§ **TASK GOAL**
Each line of the material must be returned exactly.

§ **DATA IN THIS EXERCISE**
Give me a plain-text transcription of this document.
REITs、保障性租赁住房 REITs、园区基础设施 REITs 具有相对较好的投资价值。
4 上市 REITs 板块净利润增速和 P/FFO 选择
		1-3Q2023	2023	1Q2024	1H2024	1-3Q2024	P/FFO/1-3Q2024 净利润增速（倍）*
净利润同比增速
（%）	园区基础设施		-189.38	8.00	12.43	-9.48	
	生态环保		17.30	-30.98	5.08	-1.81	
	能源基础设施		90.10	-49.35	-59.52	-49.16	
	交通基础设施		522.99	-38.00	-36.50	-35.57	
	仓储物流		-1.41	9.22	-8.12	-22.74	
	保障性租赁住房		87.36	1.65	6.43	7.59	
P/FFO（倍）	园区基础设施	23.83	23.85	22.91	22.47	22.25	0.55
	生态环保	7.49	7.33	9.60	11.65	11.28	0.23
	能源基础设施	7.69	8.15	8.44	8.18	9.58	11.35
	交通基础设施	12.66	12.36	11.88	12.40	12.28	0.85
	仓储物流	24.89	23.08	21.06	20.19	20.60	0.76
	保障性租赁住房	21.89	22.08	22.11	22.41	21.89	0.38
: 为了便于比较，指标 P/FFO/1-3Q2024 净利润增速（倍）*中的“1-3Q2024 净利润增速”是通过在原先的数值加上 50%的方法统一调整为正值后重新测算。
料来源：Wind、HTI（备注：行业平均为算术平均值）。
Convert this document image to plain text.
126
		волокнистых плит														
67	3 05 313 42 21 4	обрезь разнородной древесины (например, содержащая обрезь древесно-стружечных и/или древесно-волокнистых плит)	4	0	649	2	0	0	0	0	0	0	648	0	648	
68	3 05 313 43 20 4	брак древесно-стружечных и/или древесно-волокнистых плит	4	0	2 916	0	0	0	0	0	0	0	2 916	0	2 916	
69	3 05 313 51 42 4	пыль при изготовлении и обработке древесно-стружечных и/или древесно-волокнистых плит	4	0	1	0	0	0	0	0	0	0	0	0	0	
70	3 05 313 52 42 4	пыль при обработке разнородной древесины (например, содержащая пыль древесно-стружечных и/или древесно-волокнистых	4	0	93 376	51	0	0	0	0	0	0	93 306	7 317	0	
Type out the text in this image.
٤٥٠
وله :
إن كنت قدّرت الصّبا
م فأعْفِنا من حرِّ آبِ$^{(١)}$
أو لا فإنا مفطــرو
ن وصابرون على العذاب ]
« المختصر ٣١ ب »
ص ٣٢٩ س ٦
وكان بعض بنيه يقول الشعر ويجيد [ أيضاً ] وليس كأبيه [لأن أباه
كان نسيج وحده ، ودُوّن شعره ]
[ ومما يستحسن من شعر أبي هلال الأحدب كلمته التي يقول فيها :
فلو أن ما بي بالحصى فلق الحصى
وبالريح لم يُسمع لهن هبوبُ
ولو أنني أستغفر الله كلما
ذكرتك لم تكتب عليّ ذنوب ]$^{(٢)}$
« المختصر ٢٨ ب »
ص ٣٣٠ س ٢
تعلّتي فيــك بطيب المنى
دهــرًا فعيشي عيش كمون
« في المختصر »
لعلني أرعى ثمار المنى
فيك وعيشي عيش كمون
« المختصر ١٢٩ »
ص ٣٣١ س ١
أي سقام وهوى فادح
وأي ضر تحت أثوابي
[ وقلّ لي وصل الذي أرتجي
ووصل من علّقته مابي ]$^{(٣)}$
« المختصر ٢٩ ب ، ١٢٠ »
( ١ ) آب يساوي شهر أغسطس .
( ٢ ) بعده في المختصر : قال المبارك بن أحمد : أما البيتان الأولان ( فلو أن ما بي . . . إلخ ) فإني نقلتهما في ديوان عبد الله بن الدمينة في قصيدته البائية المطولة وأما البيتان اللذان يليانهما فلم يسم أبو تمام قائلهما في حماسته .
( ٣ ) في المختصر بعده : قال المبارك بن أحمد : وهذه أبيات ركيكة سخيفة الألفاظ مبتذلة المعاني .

§ **FULL SOLUTION**
Give me a plain-text transcription of this document.
REITs、保障性租赁住房 REITs、园区基础设施 REITs 具有相对较好的投资价值。
4 上市 REITs 板块净利润增速和 P/FFO 选择
		1-3Q2023	2023	1Q2024	1H2024	1-3Q2024	P/FFO/1-3Q2024 净利润增速（倍）*
净利润同比增速
（%）	园区基础设施		-189.38	8.00	12.43	-9.48	
	生态环保		17.30	-30.98	5.08	-1.81	
	能源基础设施		90.10	-49.35	-59.52	-49.16	
	交通基础设施		522.99	-38.00	-36.50	-35.57	
	仓储物流		-1.41	9.22	-8.12	-22.74	
	保障性租赁住房		87.36	1.65	6.43	7.59	
P/FFO（倍）	园区基础设施	23.83	23.85	22.91	22.47	22.25	0.55
	生态环保	7.49	7.33	9.60	11.65	11.28	0.23
	能源基础设施	7.69	8.15	8.44	8.18	9.58	11.35
	交通基础设施	12.66	12.36	11.88	12.40	12.28	0.85
	仓储物流	24.89	23.08	21.06	20.19	20.60	0.76
	保障性租赁住房	21.89	22.08	22.11	22.41	21.89	0.38
: 为了便于比较，指标 P/FFO/1-3Q2024 净利润增速（倍）*中的“1-3Q2024 净利润增速”是通过在原先的数值加上 50%的方法统一调整为正值后重新测算。
料来源：Wind、HTI（备注：行业平均为算术平均值）。
Convert this document image to plain text.
126
		волокнистых плит														
67	3 05 313 42 21 4	обрезь разнородной древесины (например, содержащая обрезь древесно-стружечных и/или древесно-волокнистых плит)	4	0	649	2	0	0	0	0	0	0	648	0	648	
68	3 05 313 43 20 4	брак древесно-стружечных и/или древесно-волокнистых плит	4	0	2 916	0	0	0	0	0	0	0	2 916	0	2 916	
69	3 05 313 51 42 4	пыль при изготовлении и обработке древесно-стружечных и/или древесно-волокнистых плит	4	0	1	0	0	0	0	0	0	0	0	0	0	
70	3 05 313 52 42 4	пыль при обработке разнородной древесины (например, содержащая пыль древесно-стружечных и/или древесно-волокнистых	4	0	93 376	51	0	0	0	0	0	0	93 306	7 317	0	
Type out the text in this image.
٤٥٠
وله :
إن كنت قدّرت الصّبا
م فأعْفِنا من حرِّ آبِ$^{(١)}$
أو لا فإنا مفطــرو
ن وصابرون على العذاب ]
« المختصر ٣١ ب »
ص ٣٢٩ س ٦
وكان بعض بنيه يقول الشعر ويجيد [ أيضاً ] وليس كأبيه [لأن أباه
كان نسيج وحده ، ودُوّن شعره ]
[ ومما يستحسن من شعر أبي هلال الأحدب كلمته التي يقول فيها :
فلو أن ما بي بالحصى فلق الحصى
وبالريح لم يُسمع لهن هبوبُ
ولو أنني أستغفر الله كلما
ذكرتك لم تكتب عليّ ذنوب ]$^{(٢)}$
« المختصر ٢٨ ب »
ص ٣٣٠ س ٢
تعلّتي فيــك بطيب المنى
دهــرًا فعيشي عيش كمون
« في المختصر »
لعلني أرعى ثمار المنى
فيك وعيشي عيش كمون
« المختصر ١٢٩ »
ص ٣٣١ س ١
أي سقام وهوى فادح
وأي ضر تحت أثوابي
[ وقلّ لي وصل الذي أرتجي
ووصل من علّقته مابي ]$^{(٣)}$
« المختصر ٢٩ ب ، ١٢٠ »
( ١ ) آب يساوي شهر أغسطس .
( ٢ ) بعده في المختصر : قال المبارك بن أحمد : أما البيتان الأولان ( فلو أن ما بي . . . إلخ ) فإني نقلتهما في ديوان عبد الله بن الدمينة في قصيدته البائية المطولة وأما البيتان اللذان يليانهما فلم يسم أبو تمام قائلهما في حماسته .
( ٣ ) في المختصر بعده : قال المبارك بن أحمد : وهذه أبيات ركيكة سخيفة الألفاظ مبتذلة المعاني .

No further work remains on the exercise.